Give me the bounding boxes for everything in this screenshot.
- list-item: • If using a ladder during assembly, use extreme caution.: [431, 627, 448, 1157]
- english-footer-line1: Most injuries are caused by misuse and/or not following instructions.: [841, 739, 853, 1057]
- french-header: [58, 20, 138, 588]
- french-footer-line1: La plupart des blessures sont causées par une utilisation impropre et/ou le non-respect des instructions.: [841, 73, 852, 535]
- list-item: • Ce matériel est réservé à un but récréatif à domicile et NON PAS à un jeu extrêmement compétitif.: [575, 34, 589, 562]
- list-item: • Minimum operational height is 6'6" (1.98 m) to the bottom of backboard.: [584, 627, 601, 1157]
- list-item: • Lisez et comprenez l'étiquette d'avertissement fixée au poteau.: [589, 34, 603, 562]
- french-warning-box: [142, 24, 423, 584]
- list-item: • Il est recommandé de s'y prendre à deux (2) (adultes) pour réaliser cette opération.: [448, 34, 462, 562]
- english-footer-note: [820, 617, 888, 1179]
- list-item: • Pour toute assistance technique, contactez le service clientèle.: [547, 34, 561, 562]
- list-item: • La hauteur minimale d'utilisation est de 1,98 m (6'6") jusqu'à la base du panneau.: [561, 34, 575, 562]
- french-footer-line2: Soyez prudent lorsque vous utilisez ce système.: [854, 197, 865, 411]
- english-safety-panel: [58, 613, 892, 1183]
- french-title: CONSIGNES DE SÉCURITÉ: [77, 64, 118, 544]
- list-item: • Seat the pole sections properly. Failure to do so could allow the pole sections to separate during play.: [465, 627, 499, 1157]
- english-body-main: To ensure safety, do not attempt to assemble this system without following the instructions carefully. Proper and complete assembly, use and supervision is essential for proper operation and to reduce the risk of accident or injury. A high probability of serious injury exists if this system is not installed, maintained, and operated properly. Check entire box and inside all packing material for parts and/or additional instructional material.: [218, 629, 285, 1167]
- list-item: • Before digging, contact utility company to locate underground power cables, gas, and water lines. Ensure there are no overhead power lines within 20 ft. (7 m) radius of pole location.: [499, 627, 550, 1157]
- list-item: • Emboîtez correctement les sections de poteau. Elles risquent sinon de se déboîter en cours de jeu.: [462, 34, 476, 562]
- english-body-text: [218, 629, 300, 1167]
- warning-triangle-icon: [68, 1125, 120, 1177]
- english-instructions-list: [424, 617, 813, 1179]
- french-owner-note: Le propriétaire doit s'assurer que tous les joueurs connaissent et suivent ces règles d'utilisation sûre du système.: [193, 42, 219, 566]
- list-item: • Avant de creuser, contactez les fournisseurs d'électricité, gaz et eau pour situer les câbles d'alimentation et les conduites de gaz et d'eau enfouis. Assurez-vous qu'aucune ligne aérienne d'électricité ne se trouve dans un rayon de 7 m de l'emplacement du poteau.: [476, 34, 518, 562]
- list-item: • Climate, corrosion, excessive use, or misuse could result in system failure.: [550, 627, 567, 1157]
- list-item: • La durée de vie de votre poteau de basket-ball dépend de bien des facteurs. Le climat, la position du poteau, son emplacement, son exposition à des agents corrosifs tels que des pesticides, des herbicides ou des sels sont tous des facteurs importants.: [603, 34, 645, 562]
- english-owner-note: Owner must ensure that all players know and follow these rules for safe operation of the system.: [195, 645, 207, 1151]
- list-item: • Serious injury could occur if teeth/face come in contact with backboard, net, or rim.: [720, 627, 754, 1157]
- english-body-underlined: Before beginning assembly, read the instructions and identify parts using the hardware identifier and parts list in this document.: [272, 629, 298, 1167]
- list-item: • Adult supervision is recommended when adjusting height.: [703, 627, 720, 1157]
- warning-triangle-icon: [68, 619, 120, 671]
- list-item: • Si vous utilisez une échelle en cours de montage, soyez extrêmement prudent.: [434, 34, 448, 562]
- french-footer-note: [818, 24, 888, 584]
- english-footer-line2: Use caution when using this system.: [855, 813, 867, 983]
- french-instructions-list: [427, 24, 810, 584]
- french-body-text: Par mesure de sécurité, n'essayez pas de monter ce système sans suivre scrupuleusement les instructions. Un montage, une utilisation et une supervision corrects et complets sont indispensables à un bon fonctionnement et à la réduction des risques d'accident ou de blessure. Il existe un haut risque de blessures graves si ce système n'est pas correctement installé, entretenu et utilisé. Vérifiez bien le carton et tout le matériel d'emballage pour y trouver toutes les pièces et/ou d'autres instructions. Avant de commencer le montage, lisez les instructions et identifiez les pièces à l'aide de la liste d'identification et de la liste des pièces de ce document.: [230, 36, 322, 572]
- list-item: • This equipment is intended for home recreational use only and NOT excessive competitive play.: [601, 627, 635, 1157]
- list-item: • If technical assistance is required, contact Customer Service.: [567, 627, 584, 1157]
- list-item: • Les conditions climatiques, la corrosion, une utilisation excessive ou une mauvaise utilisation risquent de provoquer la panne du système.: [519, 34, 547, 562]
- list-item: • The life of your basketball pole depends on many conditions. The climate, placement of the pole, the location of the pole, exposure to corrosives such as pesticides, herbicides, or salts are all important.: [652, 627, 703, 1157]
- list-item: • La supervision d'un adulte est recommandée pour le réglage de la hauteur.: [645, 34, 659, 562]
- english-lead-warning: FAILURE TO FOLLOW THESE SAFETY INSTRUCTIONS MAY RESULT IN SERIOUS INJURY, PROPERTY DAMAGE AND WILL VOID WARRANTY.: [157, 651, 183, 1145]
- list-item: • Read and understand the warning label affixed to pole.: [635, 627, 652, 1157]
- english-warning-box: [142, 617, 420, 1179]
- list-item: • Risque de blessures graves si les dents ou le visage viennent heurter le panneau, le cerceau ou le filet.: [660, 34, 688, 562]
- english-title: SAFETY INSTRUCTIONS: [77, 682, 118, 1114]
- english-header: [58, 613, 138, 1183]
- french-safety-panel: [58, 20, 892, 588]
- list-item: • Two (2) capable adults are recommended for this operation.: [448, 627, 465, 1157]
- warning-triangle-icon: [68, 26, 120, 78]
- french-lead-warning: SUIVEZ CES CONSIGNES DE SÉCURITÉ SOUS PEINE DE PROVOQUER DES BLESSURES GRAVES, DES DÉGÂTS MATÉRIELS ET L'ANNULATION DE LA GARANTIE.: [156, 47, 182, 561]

TASK. Format the listing above as a numbered list, omitting any blank lines.

WRITTEN RESPONSE.
1. Give me the bounding boxes for everything in this screenshot.
2. - list-item: • If using a ladder during assembly, use extreme caution.: [431, 627, 448, 1157]
3. - english-footer-line1: Most injuries are caused by misuse and/or not following instructions.: [841, 739, 853, 1057]
4. - french-header: [58, 20, 138, 588]
5. - french-footer-line1: La plupart des blessures sont causées par une utilisation impropre et/ou le non-respect des instructions.: [841, 73, 852, 535]
6. - list-item: • Ce matériel est réservé à un but récréatif à domicile et NON PAS à un jeu extrêmement compétitif.: [575, 34, 589, 562]
7. - list-item: • Minimum operational height is 6'6" (1.98 m) to the bottom of backboard.: [584, 627, 601, 1157]
8. - list-item: • Lisez et comprenez l'étiquette d'avertissement fixée au poteau.: [589, 34, 603, 562]
9. - french-warning-box: [142, 24, 423, 584]
10. - list-item: • Il est recommandé de s'y prendre à deux (2) (adultes) pour réaliser cette opération.: [448, 34, 462, 562]
11. - english-footer-note: [820, 617, 888, 1179]
12. - list-item: • Pour toute assistance technique, contactez le service clientèle.: [547, 34, 561, 562]
13. - list-item: • La hauteur minimale d'utilisation est de 1,98 m (6'6") jusqu'à la base du panneau.: [561, 34, 575, 562]
14. - french-footer-line2: Soyez prudent lorsque vous utilisez ce système.: [854, 197, 865, 411]
15. - english-safety-panel: [58, 613, 892, 1183]
16. - french-title: CONSIGNES DE SÉCURITÉ: [77, 64, 118, 544]
17. - list-item: • Seat the pole sections properly. Failure to do so could allow the pole sections to separate during play.: [465, 627, 499, 1157]
18. - english-body-main: To ensure safety, do not attempt to assemble this system without following the instructions carefully. Proper and complete assembly, use and supervision is essential for proper operation and to reduce the risk of accident or injury. A high probability of serious injury exists if this system is not installed, maintained, and operated properly. Check entire box and inside all packing material for parts and/or additional instructional material.: [218, 629, 285, 1167]
19. - list-item: • Before digging, contact utility company to locate underground power cables, gas, and water lines. Ensure there are no overhead power lines within 20 ft. (7 m) radius of pole location.: [499, 627, 550, 1157]
20. - list-item: • Emboîtez correctement les sections de poteau. Elles risquent sinon de se déboîter en cours de jeu.: [462, 34, 476, 562]
21. - english-body-text: [218, 629, 300, 1167]
22. - warning-triangle-icon: [68, 1125, 120, 1177]
23. - english-instructions-list: [424, 617, 813, 1179]
24. - french-owner-note: Le propriétaire doit s'assurer que tous les joueurs connaissent et suivent ces règles d'utilisation sûre du système.: [193, 42, 219, 566]
25. - list-item: • Avant de creuser, contactez les fournisseurs d'électricité, gaz et eau pour situer les câbles d'alimentation et les conduites de gaz et d'eau enfouis. Assurez-vous qu'aucune ligne aérienne d'électricité ne se trouve dans un rayon de 7 m de l'emplacement du poteau.: [476, 34, 518, 562]
26. - list-item: • Climate, corrosion, excessive use, or misuse could result in system failure.: [550, 627, 567, 1157]
27. - list-item: • La durée de vie de votre poteau de basket-ball dépend de bien des facteurs. Le climat, la position du poteau, son emplacement, son exposition à des agents corrosifs tels que des pesticides, des herbicides ou des sels sont tous des facteurs importants.: [603, 34, 645, 562]
28. - english-owner-note: Owner must ensure that all players know and follow these rules for safe operation of the system.: [195, 645, 207, 1151]
29. - list-item: • Serious injury could occur if teeth/face come in contact with backboard, net, or rim.: [720, 627, 754, 1157]
30. - english-body-underlined: Before beginning assembly, read the instructions and identify parts using the hardware identifier and parts list in this document.: [272, 629, 298, 1167]
31. - list-item: • Adult supervision is recommended when adjusting height.: [703, 627, 720, 1157]
32. - warning-triangle-icon: [68, 619, 120, 671]
33. - list-item: • Si vous utilisez une échelle en cours de montage, soyez extrêmement prudent.: [434, 34, 448, 562]
34. - french-footer-note: [818, 24, 888, 584]
35. - english-footer-line2: Use caution when using this system.: [855, 813, 867, 983]
36. - french-instructions-list: [427, 24, 810, 584]
37. - french-body-text: Par mesure de sécurité, n'essayez pas de monter ce système sans suivre scrupuleusement les instructions. Un montage, une utilisation et une supervision corrects et complets sont indispensables à un bon fonctionnement et à la réduction des risques d'accident ou de blessure. Il existe un haut risque de blessures graves si ce système n'est pas correctement installé, entretenu et utilisé. Vérifiez bien le carton et tout le matériel d'emballage pour y trouver toutes les pièces et/ou d'autres instructions. Avant de commencer le montage, lisez les instructions et identifiez les pièces à l'aide de la liste d'identification et de la liste des pièces de ce document.: [230, 36, 322, 572]
38. - list-item: • This equipment is intended for home recreational use only and NOT excessive competitive play.: [601, 627, 635, 1157]
39. - list-item: • If technical assistance is required, contact Customer Service.: [567, 627, 584, 1157]
40. - list-item: • Les conditions climatiques, la corrosion, une utilisation excessive ou une mauvaise utilisation risquent de provoquer la panne du système.: [519, 34, 547, 562]
41. - list-item: • The life of your basketball pole depends on many conditions. The climate, placement of the pole, the location of the pole, exposure to corrosives such as pesticides, herbicides, or salts are all important.: [652, 627, 703, 1157]
42. - list-item: • La supervision d'un adulte est recommandée pour le réglage de la hauteur.: [645, 34, 659, 562]
43. - english-lead-warning: FAILURE TO FOLLOW THESE SAFETY INSTRUCTIONS MAY RESULT IN SERIOUS INJURY, PROPERTY DAMAGE AND WILL VOID WARRANTY.: [157, 651, 183, 1145]
44. - list-item: • Read and understand the warning label affixed to pole.: [635, 627, 652, 1157]
45. - english-warning-box: [142, 617, 420, 1179]
46. - list-item: • Risque de blessures graves si les dents ou le visage viennent heurter le panneau, le cerceau ou le filet.: [660, 34, 688, 562]
47. - english-title: SAFETY INSTRUCTIONS: [77, 682, 118, 1114]
48. - english-header: [58, 613, 138, 1183]
49. - french-safety-panel: [58, 20, 892, 588]
50. - list-item: • Two (2) capable adults are recommended for this operation.: [448, 627, 465, 1157]
51. - warning-triangle-icon: [68, 26, 120, 78]
52. - french-lead-warning: SUIVEZ CES CONSIGNES DE SÉCURITÉ SOUS PEINE DE PROVOQUER DES BLESSURES GRAVES, DES DÉGÂTS MATÉRIELS ET L'ANNULATION DE LA GARANTIE.: [156, 47, 182, 561]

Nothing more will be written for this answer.